Collected data:
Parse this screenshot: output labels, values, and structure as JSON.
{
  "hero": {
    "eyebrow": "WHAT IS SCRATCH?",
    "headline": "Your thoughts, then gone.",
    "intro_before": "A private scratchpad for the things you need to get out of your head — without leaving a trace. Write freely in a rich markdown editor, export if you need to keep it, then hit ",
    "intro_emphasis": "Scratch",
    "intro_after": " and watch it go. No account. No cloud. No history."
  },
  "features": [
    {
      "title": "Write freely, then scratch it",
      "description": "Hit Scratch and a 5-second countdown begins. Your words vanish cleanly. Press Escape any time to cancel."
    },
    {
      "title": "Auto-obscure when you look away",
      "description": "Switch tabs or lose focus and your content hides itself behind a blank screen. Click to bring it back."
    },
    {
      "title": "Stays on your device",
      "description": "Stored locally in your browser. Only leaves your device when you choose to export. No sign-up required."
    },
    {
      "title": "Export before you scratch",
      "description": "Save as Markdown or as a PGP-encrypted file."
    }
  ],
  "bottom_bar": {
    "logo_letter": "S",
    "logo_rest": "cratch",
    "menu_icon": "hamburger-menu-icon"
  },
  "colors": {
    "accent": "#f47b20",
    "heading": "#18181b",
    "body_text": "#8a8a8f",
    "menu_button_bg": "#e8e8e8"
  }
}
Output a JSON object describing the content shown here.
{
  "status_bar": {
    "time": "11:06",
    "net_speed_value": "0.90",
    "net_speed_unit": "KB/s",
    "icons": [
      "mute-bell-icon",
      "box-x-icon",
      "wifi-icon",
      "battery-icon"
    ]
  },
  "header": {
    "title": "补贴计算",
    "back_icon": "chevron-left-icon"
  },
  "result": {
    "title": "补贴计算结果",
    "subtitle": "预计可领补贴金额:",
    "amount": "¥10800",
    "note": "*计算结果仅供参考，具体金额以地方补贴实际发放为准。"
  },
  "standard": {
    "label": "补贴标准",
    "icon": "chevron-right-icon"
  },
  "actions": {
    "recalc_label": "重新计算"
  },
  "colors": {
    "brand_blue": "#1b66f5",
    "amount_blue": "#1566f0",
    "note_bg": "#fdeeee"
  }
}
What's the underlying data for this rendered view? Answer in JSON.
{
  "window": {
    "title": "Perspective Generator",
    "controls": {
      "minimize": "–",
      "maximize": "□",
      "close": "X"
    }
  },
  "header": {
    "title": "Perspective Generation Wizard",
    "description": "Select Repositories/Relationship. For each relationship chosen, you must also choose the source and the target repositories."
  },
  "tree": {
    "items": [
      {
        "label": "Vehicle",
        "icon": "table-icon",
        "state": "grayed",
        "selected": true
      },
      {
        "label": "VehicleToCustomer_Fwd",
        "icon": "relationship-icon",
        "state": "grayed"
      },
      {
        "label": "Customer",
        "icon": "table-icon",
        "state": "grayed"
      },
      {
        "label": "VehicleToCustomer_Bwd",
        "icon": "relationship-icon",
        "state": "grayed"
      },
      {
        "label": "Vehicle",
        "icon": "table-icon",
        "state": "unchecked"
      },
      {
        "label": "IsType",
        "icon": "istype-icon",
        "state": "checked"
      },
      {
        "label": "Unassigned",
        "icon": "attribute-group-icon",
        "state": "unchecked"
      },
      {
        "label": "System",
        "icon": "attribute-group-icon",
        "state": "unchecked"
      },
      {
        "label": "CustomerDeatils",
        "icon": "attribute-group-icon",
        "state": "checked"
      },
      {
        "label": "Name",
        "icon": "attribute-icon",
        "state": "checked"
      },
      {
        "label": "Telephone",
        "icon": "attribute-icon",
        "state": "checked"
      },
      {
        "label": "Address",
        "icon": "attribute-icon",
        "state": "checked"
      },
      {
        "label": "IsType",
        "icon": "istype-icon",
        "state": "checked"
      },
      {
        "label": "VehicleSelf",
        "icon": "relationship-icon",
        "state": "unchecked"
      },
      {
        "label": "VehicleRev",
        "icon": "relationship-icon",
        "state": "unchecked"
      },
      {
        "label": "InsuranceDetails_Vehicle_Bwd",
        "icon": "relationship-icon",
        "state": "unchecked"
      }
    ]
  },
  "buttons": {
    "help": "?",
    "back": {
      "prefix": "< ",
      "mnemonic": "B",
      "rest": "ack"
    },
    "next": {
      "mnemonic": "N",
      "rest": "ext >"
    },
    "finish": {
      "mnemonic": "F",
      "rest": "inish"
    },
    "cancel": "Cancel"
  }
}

• Exercise aim
Extract each line of the material exactly as it stands.

• Problem solution
Parse this screenshot: output labels, values, and structure as JSON.
{
  "hero": {
    "eyebrow": "WHAT IS SCRATCH?",
    "headline": "Your thoughts, then gone.",
    "intro_before": "A private scratchpad for the things you need to get out of your head — without leaving a trace. Write freely in a rich markdown editor, export if you need to keep it, then hit ",
    "intro_emphasis": "Scratch",
    "intro_after": " and watch it go. No account. No cloud. No history."
  },
  "features": [
    {
      "title": "Write freely, then scratch it",
      "description": "Hit Scratch and a 5-second countdown begins. Your words vanish cleanly. Press Escape any time to cancel."
    },
    {
      "title": "Auto-obscure when you look away",
      "description": "Switch tabs or lose focus and your content hides itself behind a blank screen. Click to bring it back."
    },
    {
      "title": "Stays on your device",
      "description": "Stored locally in your browser. Only leaves your device when you choose to export. No sign-up required."
    },
    {
      "title": "Export before you scratch",
      "description": "Save as Markdown or as a PGP-encrypted file."
    }
  ],
  "bottom_bar": {
    "logo_letter": "S",
    "logo_rest": "cratch",
    "menu_icon": "hamburger-menu-icon"
  },
  "colors": {
    "accent": "#f47b20",
    "heading": "#18181b",
    "body_text": "#8a8a8f",
    "menu_button_bg": "#e8e8e8"
  }
}
Output a JSON object describing the content shown here.
{
  "status_bar": {
    "time": "11:06",
    "net_speed_value": "0.90",
    "net_speed_unit": "KB/s",
    "icons": [
      "mute-bell-icon",
      "box-x-icon",
      "wifi-icon",
      "battery-icon"
    ]
  },
  "header": {
    "title": "补贴计算",
    "back_icon": "chevron-left-icon"
  },
  "result": {
    "title": "补贴计算结果",
    "subtitle": "预计可领补贴金额:",
    "amount": "¥10800",
    "note": "*计算结果仅供参考，具体金额以地方补贴实际发放为准。"
  },
  "standard": {
    "label": "补贴标准",
    "icon": "chevron-right-icon"
  },
  "actions": {
    "recalc_label": "重新计算"
  },
  "colors": {
    "brand_blue": "#1b66f5",
    "amount_blue": "#1566f0",
    "note_bg": "#fdeeee"
  }
}
What's the underlying data for this rendered view? Answer in JSON.
{
  "window": {
    "title": "Perspective Generator",
    "controls": {
      "minimize": "–",
      "maximize": "□",
      "close": "X"
    }
  },
  "header": {
    "title": "Perspective Generation Wizard",
    "description": "Select Repositories/Relationship. For each relationship chosen, you must also choose the source and the target repositories."
  },
  "tree": {
    "items": [
      {
        "label": "Vehicle",
        "icon": "table-icon",
        "state": "grayed",
        "selected": true
      },
      {
        "label": "VehicleToCustomer_Fwd",
        "icon": "relationship-icon",
        "state": "grayed"
      },
      {
        "label": "Customer",
        "icon": "table-icon",
        "state": "grayed"
      },
      {
        "label": "VehicleToCustomer_Bwd",
        "icon": "relationship-icon",
        "state": "grayed"
      },
      {
        "label": "Vehicle",
        "icon": "table-icon",
        "state": "unchecked"
      },
      {
        "label": "IsType",
        "icon": "istype-icon",
        "state": "checked"
      },
      {
        "label": "Unassigned",
        "icon": "attribute-group-icon",
        "state": "unchecked"
      },
      {
        "label": "System",
        "icon": "attribute-group-icon",
        "state": "unchecked"
      },
      {
        "label": "CustomerDeatils",
        "icon": "attribute-group-icon",
        "state": "checked"
      },
      {
        "label": "Name",
        "icon": "attribute-icon",
        "state": "checked"
      },
      {
        "label": "Telephone",
        "icon": "attribute-icon",
        "state": "checked"
      },
      {
        "label": "Address",
        "icon": "attribute-icon",
        "state": "checked"
      },
      {
        "label": "IsType",
        "icon": "istype-icon",
        "state": "checked"
      },
      {
        "label": "VehicleSelf",
        "icon": "relationship-icon",
        "state": "unchecked"
      },
      {
        "label": "VehicleRev",
        "icon": "relationship-icon",
        "state": "unchecked"
      },
      {
        "label": "InsuranceDetails_Vehicle_Bwd",
        "icon": "relationship-icon",
        "state": "unchecked"
      }
    ]
  },
  "buttons": {
    "help": "?",
    "back": {
      "prefix": "< ",
      "mnemonic": "B",
      "rest": "ack"
    },
    "next": {
      "mnemonic": "N",
      "rest": "ext >"
    },
    "finish": {
      "mnemonic": "F",
      "rest": "inish"
    },
    "cancel": "Cancel"
  }
}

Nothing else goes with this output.